» TEXT EXCERPT:
_ _ _ _

If you’ve been paying any attentions to some of our previous blog posts (or recent webinar), you certainly know you need a digital content strategy. You probably are all kinds of on board with the idea, as you don’t want to be wasting your money to create, publish, and promote content for less than optimal ROI. But if you’re like a lot of the strategy-less folks we meet, you intend to keep tossing content out there without a plan because developing a proper content strategy doesn’t seem easy.
The first time around, it totally isn’t. It should get easier with time when the planning process is super familiar to you. And it can be a breeze now if you use the right tools. May we recommend:
1. Make My Persona
Make My Persona is a perfect place to start not only your digital content strategy, but anything related to marketing or sales. You need to know whom you’re marketing or selling to in order to craft messages, pitches, or anything else that can speak or resonate with folks who may want to do business with you. As you whip up this potential customer profile, it’s easy to get off track, so using a tool can help you to draft targeted, accurate, useful personas. This one is free.
2. SMART Goals Planner
This SMART goals planner comes from an unexpected source, but it really rocks. Setting specific, measurable, attainable, relevant, time-bound goals isn’t easy for most folks out of the gate. Even experienced goal setters sometimes get bogged down, but this free step by step tool is a great guide.

_ _ _ _

» REQUIRED ACTIONS:
1: Translate this sentence from the content strategy post into Spanish: "Setting specific, measurable, attainable, relevant, time-bound goals isn't easy for most folks out of the gate."
2: Resume the content strategy post from the point at which it ends.
The listing is not required for this work.

» EXTRACTED MATERIAL:
_ _ _ _

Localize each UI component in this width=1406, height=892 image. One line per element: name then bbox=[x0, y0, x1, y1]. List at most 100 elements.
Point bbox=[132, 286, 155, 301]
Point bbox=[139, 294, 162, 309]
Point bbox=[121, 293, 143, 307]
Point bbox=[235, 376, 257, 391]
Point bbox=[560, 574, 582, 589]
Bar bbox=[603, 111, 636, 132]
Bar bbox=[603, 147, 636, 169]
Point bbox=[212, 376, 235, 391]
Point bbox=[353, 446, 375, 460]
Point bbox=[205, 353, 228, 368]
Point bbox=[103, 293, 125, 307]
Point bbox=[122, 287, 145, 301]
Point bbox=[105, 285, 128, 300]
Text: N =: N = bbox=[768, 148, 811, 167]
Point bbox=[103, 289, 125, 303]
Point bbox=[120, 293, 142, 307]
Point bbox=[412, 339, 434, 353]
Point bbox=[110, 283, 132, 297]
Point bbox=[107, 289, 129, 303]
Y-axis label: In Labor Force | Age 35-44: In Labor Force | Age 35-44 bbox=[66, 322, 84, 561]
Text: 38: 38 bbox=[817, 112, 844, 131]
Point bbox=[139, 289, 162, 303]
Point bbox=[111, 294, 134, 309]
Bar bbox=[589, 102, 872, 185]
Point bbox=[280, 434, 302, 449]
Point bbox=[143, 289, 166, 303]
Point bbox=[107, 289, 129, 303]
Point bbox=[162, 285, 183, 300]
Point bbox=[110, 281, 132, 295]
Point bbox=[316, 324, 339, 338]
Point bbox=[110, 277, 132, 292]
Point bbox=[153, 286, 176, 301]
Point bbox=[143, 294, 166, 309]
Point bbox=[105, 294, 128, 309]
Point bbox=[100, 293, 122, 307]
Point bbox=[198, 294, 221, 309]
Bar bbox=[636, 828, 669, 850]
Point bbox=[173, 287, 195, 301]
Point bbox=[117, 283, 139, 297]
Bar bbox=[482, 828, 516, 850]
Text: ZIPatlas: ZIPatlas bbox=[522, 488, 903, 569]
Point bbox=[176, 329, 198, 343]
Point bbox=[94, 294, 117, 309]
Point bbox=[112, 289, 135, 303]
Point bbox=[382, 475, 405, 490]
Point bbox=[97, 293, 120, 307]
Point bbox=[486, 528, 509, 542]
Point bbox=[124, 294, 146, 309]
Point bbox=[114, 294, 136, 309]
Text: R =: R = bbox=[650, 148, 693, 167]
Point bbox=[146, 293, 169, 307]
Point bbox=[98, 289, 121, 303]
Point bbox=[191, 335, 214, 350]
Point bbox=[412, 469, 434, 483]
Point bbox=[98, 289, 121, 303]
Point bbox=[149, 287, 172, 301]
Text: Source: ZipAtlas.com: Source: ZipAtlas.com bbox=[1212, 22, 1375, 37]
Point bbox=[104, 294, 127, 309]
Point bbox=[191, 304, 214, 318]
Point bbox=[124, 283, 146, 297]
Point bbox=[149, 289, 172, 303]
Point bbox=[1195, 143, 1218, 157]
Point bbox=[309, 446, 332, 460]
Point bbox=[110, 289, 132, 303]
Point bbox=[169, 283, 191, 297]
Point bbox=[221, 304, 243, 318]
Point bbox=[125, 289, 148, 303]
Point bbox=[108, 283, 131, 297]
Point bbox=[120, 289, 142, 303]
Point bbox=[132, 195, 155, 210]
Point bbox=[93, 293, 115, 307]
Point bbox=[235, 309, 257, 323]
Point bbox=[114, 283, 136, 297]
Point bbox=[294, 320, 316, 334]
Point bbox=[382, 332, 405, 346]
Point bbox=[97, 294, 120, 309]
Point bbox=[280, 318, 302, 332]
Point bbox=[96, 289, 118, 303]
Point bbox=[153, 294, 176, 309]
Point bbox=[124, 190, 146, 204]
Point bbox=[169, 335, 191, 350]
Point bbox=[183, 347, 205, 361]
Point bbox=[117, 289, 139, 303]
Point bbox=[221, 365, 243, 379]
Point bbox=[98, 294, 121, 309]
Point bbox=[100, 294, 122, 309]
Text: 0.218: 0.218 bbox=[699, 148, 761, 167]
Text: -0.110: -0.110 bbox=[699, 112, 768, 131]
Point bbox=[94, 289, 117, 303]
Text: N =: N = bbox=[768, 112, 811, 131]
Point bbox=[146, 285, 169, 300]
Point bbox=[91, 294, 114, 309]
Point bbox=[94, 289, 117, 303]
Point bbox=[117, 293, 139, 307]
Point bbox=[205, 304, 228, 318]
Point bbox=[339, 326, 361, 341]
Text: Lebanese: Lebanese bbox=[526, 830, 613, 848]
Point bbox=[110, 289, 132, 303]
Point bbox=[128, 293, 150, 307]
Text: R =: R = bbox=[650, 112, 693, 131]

_ _ _ _

» SET OF ANSWERS:
1: Establecer metas específicas, medibles, alcanzables, relevantes y con plazo definido no es fácil para la mayoría de las personas desde el principio.

2:
3. Team Impressa’s Planning Template
I wish I could give the person who created the first iteration of this template credit, but I don’t know who he or she is. I downloaded this from the web and adapted it to our purposes some time ago and haven’t looked back since. It’s a great way to work through the outline of your plan. Using out planning template may include some tweaks on your part, but you will definitely get the gist. It walks you through outlining your marketing plan in general, so be sure to insert your plans for digital content in there. You can download that here: http://howdy.impressasolutions.com/hubfs/Marketing_Plan_Template.docx.
4. Google Slides
You could write up a whole marketing plan, but I don’t really recommend it. Unless you’re trying to impress the socks off of your big corporate boss or a difficult client, those write-ups are overkill. They haven’t usually worked well for us. Slides are great though! Slides are accessible, concise, easy to follow, and fun. If you have PowerPoint, go for it, but Google Slides is free.
Trello has become my to-do list of choice. It is easy to use, and it helps you, your team, and any outsourcers you’ll use to stay on top of your content needs. After your plan has been drafted and approved, I suggest making a board for each element of the plan, and then assigning deliverables as cards based on the tactics that will satisfy your content plan. Do this well in advance so you aren’t scrambling to whip up content, treading water with your schedule. The basic version of Trello is free.
We’ve been using Smartsheet for a year and a half now, and we really dig it. Smartsheet comes in handy for us for a wide array of uses, but notably, it’s my favorite for editorial calendars. It has premade templates that we’ve been able to tweak to work perfectly for our internal editorial calendar and for our clients. It’s shareable, yet secure, and pretty dang customizable. Pricing starts at $10 per month.
7. Google Keyword Planner
Even if SEO or PPC isn’t your “thing,” you want to get friendly with this AdWords tool. The Google Keyword Planner lets you discover keywords you can use in your content, which could then let you be found for those same words in real user searches. This tool can also be great inspiration–when you find keywords that work for you, generate titles and topics that incorporate them for easier, more efficient brainstorming. By the way, this tool is free.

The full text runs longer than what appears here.